**RAW DATA**:
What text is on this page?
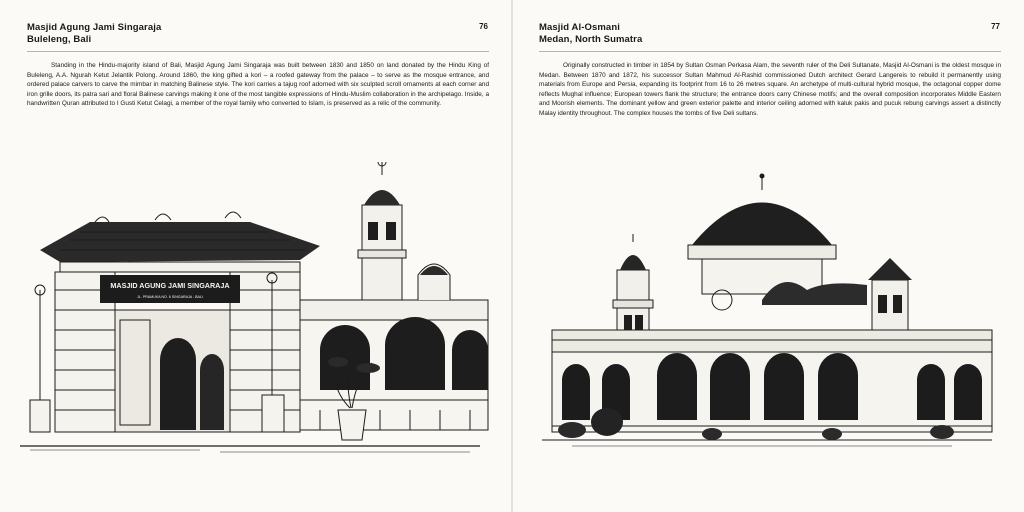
Masjid Agung Jami Singaraja
Buleleng, Bali
76

Standing in the Hindu-majority island of Bali, Masjid Agung Jami Singaraja was built between 1830 and 1850 on land donated by the Hindu King of Buleleng, A.A. Ngurah Ketut Jelantik Polong. Around 1860, the king gifted a kori – a roofed gateway from the palace – to serve as the mosque entrance, and ordered palace carvers to carve the mimbar in matching Balinese style. The kori carries a tajug roof adorned with six sculpted scroll ornaments at each corner and iron grille doors, its patra sari and floral Balinese carvings making it one of the most tangible expressions of Hindu-Muslim collaboration in the archipelago. Inside, a handwritten Quran attributed to I Gusti Ketut Celagi, a member of the royal family who converted to Islam, is preserved as a relic of the community.

MASJID AGUNG JAMI SINGARAJA
JL. PRAMUKA NO. 6 SINGARAJA - BALI
Masjid Al-Osmani
Medan, North Sumatra
77

Originally constructed in timber in 1854 by Sultan Osman Perkasa Alam, the seventh ruler of the Deli Sultanate, Masjid Al-Osmani is the oldest mosque in Medan. Between 1870 and 1872, his successor Sultan Mahmud Al-Rashid commissioned Dutch architect Gerard Langereis to rebuild it permanently using materials from Europe and Persia, expanding its footprint from 16 to 26 metres square. An archetype of multi-cultural hybrid mosque, the octagonal copper dome reflects Mughal influence; European towers flank the structure; the entrance doors carry Chinese motifs; and the overall composition incorporates Middle Eastern and Moorish elements. The dominant yellow and green exterior palette and interior ceiling adorned with kaluk pakis and pucuk rebung carvings assert a distinctly Malay identity throughout. The complex houses the tombs of five Deli sultans.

**EXERCISE DETAILS**: Exclude the pictures and repeat every other part of the records word for word.

**REPLY TO THE EXERCISE**:
What text is on this page?
Masjid Agung Jami Singaraja
Buleleng, Bali
76

Standing in the Hindu-majority island of Bali, Masjid Agung Jami Singaraja was built between 1830 and 1850 on land donated by the Hindu King of Buleleng, A.A. Ngurah Ketut Jelantik Polong. Around 1860, the king gifted a kori – a roofed gateway from the palace – to serve as the mosque entrance, and ordered palace carvers to carve the mimbar in matching Balinese style. The kori carries a tajug roof adorned with six sculpted scroll ornaments at each corner and iron grille doors, its patra sari and floral Balinese carvings making it one of the most tangible expressions of Hindu-Muslim collaboration in the archipelago. Inside, a handwritten Quran attributed to I Gusti Ketut Celagi, a member of the royal family who converted to Islam, is preserved as a relic of the community.

MASJID AGUNG JAMI SINGARAJA
JL. PRAMUKA NO. 6 SINGARAJA - BALI
Masjid Al-Osmani
Medan, North Sumatra
77

Originally constructed in timber in 1854 by Sultan Osman Perkasa Alam, the seventh ruler of the Deli Sultanate, Masjid Al-Osmani is the oldest mosque in Medan. Between 1870 and 1872, his successor Sultan Mahmud Al-Rashid commissioned Dutch architect Gerard Langereis to rebuild it permanently using materials from Europe and Persia, expanding its footprint from 16 to 26 metres square. An archetype of multi-cultural hybrid mosque, the octagonal copper dome reflects Mughal influence; European towers flank the structure; the entrance doors carry Chinese motifs; and the overall composition incorporates Middle Eastern and Moorish elements. The dominant yellow and green exterior palette and interior ceiling adorned with kaluk pakis and pucuk rebung carvings assert a distinctly Malay identity throughout. The complex houses the tombs of five Deli sultans.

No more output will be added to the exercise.